## What the exercise asks
Please rename "info-card-text" to "info-card-body" throughout the stretch from the start of the entries through the line containing "clinical-history-icon bbox=[410, 430, 435, 454]", and give those lines again with everything else unchanged.

─── Supplied entries ───

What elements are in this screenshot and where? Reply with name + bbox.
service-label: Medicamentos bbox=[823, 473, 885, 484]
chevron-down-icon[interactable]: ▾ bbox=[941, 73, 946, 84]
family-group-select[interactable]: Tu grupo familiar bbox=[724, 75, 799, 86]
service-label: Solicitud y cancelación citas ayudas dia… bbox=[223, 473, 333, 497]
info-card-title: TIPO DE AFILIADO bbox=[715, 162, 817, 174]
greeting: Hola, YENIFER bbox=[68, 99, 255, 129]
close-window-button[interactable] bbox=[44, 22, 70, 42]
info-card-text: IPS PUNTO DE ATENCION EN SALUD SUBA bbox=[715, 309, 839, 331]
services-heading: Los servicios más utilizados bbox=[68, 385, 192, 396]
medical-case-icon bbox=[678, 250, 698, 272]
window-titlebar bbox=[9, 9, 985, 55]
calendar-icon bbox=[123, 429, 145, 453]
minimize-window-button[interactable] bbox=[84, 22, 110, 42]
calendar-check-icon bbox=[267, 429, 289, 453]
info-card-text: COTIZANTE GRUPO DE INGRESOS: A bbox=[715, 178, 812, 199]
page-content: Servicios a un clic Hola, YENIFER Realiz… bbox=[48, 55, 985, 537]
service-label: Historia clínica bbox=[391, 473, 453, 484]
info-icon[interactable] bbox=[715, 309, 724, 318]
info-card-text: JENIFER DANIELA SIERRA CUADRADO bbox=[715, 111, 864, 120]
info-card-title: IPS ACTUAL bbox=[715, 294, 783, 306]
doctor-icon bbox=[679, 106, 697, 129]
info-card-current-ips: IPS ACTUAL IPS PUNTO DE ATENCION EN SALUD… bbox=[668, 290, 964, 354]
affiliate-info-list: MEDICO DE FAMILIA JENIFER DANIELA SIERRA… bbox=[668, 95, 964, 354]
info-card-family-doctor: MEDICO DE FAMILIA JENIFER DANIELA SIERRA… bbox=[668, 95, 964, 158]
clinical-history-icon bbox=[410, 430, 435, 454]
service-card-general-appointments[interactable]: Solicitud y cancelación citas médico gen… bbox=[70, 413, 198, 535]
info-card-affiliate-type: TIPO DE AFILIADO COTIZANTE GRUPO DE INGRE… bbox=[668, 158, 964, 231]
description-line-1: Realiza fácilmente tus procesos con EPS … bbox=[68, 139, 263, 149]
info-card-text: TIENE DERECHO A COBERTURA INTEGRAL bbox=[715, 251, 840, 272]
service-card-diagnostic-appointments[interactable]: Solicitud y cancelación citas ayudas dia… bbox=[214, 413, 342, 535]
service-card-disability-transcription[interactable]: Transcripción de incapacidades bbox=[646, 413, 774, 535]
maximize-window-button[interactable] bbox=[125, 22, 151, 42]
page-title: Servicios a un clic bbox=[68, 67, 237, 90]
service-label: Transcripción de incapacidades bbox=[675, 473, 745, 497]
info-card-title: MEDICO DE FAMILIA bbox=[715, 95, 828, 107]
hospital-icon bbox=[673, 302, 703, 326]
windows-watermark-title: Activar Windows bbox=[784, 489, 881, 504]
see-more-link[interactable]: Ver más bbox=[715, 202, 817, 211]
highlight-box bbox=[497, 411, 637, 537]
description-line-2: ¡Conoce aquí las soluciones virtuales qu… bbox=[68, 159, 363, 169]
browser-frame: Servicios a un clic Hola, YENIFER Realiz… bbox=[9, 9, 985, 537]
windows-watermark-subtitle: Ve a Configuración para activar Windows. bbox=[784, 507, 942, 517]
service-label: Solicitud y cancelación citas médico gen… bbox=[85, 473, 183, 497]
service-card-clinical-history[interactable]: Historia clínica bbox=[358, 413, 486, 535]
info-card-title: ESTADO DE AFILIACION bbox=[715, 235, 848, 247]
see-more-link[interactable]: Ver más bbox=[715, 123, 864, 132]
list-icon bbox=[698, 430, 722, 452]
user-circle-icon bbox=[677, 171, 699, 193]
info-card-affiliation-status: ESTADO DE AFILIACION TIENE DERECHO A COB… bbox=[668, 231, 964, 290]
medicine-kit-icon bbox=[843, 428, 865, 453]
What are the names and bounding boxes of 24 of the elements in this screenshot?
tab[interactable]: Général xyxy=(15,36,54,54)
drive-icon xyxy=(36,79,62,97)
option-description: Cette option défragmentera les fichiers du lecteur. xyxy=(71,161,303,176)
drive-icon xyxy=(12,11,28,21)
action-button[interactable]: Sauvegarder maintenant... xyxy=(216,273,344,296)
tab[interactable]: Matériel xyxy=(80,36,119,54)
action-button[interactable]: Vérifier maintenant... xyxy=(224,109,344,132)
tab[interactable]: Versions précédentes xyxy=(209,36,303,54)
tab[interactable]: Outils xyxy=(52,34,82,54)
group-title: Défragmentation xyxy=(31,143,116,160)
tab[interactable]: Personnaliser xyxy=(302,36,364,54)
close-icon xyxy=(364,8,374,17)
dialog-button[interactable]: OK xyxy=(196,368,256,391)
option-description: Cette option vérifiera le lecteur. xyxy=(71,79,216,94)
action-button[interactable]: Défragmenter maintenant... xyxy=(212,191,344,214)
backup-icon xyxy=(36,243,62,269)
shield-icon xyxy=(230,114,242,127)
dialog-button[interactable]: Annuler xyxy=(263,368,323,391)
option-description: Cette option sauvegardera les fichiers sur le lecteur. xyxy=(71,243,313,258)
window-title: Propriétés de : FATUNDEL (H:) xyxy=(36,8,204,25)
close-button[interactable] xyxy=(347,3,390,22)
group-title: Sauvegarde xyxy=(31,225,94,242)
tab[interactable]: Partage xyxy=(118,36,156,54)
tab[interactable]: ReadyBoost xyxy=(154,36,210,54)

───

## Response
What elements are in this screenshot and where? Reply with name + bbox.
service-label: Medicamentos bbox=[823, 473, 885, 484]
chevron-down-icon[interactable]: ▾ bbox=[941, 73, 946, 84]
family-group-select[interactable]: Tu grupo familiar bbox=[724, 75, 799, 86]
service-label: Solicitud y cancelación citas ayudas dia… bbox=[223, 473, 333, 497]
info-card-title: TIPO DE AFILIADO bbox=[715, 162, 817, 174]
greeting: Hola, YENIFER bbox=[68, 99, 255, 129]
close-window-button[interactable] bbox=[44, 22, 70, 42]
info-card-body: IPS PUNTO DE ATENCION EN SALUD SUBA bbox=[715, 309, 839, 331]
services-heading: Los servicios más utilizados bbox=[68, 385, 192, 396]
medical-case-icon bbox=[678, 250, 698, 272]
window-titlebar bbox=[9, 9, 985, 55]
calendar-icon bbox=[123, 429, 145, 453]
minimize-window-button[interactable] bbox=[84, 22, 110, 42]
calendar-check-icon bbox=[267, 429, 289, 453]
info-card-body: COTIZANTE GRUPO DE INGRESOS: A bbox=[715, 178, 812, 199]
page-content: Servicios a un clic Hola, YENIFER Realiz… bbox=[48, 55, 985, 537]
service-label: Historia clínica bbox=[391, 473, 453, 484]
info-icon[interactable] bbox=[715, 309, 724, 318]
info-card-body: JENIFER DANIELA SIERRA CUADRADO bbox=[715, 111, 864, 120]
info-card-title: IPS ACTUAL bbox=[715, 294, 783, 306]
doctor-icon bbox=[679, 106, 697, 129]
info-card-current-ips: IPS ACTUAL IPS PUNTO DE ATENCION EN SALUD… bbox=[668, 290, 964, 354]
affiliate-info-list: MEDICO DE FAMILIA JENIFER DANIELA SIERRA… bbox=[668, 95, 964, 354]
info-card-family-doctor: MEDICO DE FAMILIA JENIFER DANIELA SIERRA… bbox=[668, 95, 964, 158]
clinical-history-icon bbox=[410, 430, 435, 454]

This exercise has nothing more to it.